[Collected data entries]
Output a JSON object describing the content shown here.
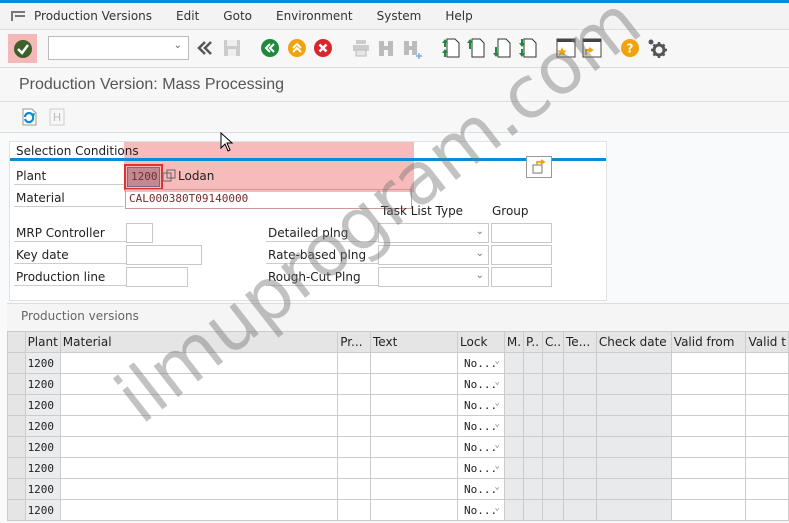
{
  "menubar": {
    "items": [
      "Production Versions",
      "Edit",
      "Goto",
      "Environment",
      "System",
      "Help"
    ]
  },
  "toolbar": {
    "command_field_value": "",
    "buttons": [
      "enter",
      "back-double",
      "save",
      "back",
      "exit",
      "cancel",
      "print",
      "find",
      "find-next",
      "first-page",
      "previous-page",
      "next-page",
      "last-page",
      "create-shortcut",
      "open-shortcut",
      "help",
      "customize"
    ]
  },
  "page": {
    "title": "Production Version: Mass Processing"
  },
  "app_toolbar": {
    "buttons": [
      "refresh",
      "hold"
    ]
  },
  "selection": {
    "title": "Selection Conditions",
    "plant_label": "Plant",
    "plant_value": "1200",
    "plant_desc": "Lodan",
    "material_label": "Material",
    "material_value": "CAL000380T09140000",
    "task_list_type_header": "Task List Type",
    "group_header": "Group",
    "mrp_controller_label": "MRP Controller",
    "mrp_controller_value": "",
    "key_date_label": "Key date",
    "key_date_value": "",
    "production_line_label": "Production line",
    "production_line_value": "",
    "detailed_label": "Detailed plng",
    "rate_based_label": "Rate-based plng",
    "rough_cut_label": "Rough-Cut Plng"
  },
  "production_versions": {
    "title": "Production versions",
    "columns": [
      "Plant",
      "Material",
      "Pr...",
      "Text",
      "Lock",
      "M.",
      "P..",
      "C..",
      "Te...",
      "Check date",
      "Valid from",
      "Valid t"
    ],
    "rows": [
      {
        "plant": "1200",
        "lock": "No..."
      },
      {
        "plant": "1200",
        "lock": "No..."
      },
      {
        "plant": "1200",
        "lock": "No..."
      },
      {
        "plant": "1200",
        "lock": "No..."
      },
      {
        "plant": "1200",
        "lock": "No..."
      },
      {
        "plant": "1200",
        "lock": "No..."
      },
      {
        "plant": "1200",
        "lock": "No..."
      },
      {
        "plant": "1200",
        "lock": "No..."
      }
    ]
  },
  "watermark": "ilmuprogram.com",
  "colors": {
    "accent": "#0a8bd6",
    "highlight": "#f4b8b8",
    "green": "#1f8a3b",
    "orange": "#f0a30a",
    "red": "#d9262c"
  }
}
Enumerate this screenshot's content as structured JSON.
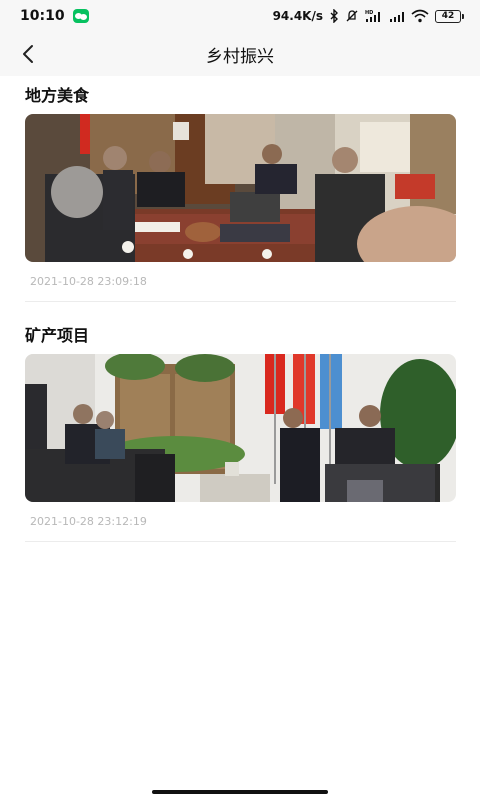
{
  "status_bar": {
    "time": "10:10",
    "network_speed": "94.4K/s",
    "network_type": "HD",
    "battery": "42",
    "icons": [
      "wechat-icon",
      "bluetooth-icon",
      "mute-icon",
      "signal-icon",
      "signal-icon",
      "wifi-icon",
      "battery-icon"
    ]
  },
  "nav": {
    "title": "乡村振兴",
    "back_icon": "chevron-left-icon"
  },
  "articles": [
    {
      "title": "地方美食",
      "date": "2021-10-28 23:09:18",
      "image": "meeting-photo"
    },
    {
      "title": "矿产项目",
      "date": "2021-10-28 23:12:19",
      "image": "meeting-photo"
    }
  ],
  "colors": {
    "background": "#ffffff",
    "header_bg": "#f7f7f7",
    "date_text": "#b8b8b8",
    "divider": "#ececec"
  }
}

STATED PROBLEM >>
Print all of the entries word for word. Skip any images they contain.

SOLUTION TO THE EXERCISE >>
Output a JSON object describing the content shown here.
{
  "menubar": {
    "items": [
      "Production Versions",
      "Edit",
      "Goto",
      "Environment",
      "System",
      "Help"
    ]
  },
  "toolbar": {
    "command_field_value": "",
    "buttons": [
      "enter",
      "back-double",
      "save",
      "back",
      "exit",
      "cancel",
      "print",
      "find",
      "find-next",
      "first-page",
      "previous-page",
      "next-page",
      "last-page",
      "create-shortcut",
      "open-shortcut",
      "help",
      "customize"
    ]
  },
  "page": {
    "title": "Production Version: Mass Processing"
  },
  "app_toolbar": {
    "buttons": [
      "refresh",
      "hold"
    ]
  },
  "selection": {
    "title": "Selection Conditions",
    "plant_label": "Plant",
    "plant_value": "1200",
    "plant_desc": "Lodan",
    "material_label": "Material",
    "material_value": "CAL000380T09140000",
    "task_list_type_header": "Task List Type",
    "group_header": "Group",
    "mrp_controller_label": "MRP Controller",
    "mrp_controller_value": "",
    "key_date_label": "Key date",
    "key_date_value": "",
    "production_line_label": "Production line",
    "production_line_value": "",
    "detailed_label": "Detailed plng",
    "rate_based_label": "Rate-based plng",
    "rough_cut_label": "Rough-Cut Plng"
  },
  "production_versions": {
    "title": "Production versions",
    "columns": [
      "Plant",
      "Material",
      "Pr...",
      "Text",
      "Lock",
      "M.",
      "P..",
      "C..",
      "Te...",
      "Check date",
      "Valid from",
      "Valid t"
    ],
    "rows": [
      {
        "plant": "1200",
        "lock": "No..."
      },
      {
        "plant": "1200",
        "lock": "No..."
      },
      {
        "plant": "1200",
        "lock": "No..."
      },
      {
        "plant": "1200",
        "lock": "No..."
      },
      {
        "plant": "1200",
        "lock": "No..."
      },
      {
        "plant": "1200",
        "lock": "No..."
      },
      {
        "plant": "1200",
        "lock": "No..."
      },
      {
        "plant": "1200",
        "lock": "No..."
      }
    ]
  },
  "watermark": "ilmuprogram.com",
  "colors": {
    "accent": "#0a8bd6",
    "highlight": "#f4b8b8",
    "green": "#1f8a3b",
    "orange": "#f0a30a",
    "red": "#d9262c"
  }
}
Enumerate this screenshot's content as structured JSON.
{
  "status_bar": {
    "time": "10:10",
    "network_speed": "94.4K/s",
    "network_type": "HD",
    "battery": "42",
    "icons": [
      "wechat-icon",
      "bluetooth-icon",
      "mute-icon",
      "signal-icon",
      "signal-icon",
      "wifi-icon",
      "battery-icon"
    ]
  },
  "nav": {
    "title": "乡村振兴",
    "back_icon": "chevron-left-icon"
  },
  "articles": [
    {
      "title": "地方美食",
      "date": "2021-10-28 23:09:18",
      "image": "meeting-photo"
    },
    {
      "title": "矿产项目",
      "date": "2021-10-28 23:12:19",
      "image": "meeting-photo"
    }
  ],
  "colors": {
    "background": "#ffffff",
    "header_bg": "#f7f7f7",
    "date_text": "#b8b8b8",
    "divider": "#ececec"
  }
}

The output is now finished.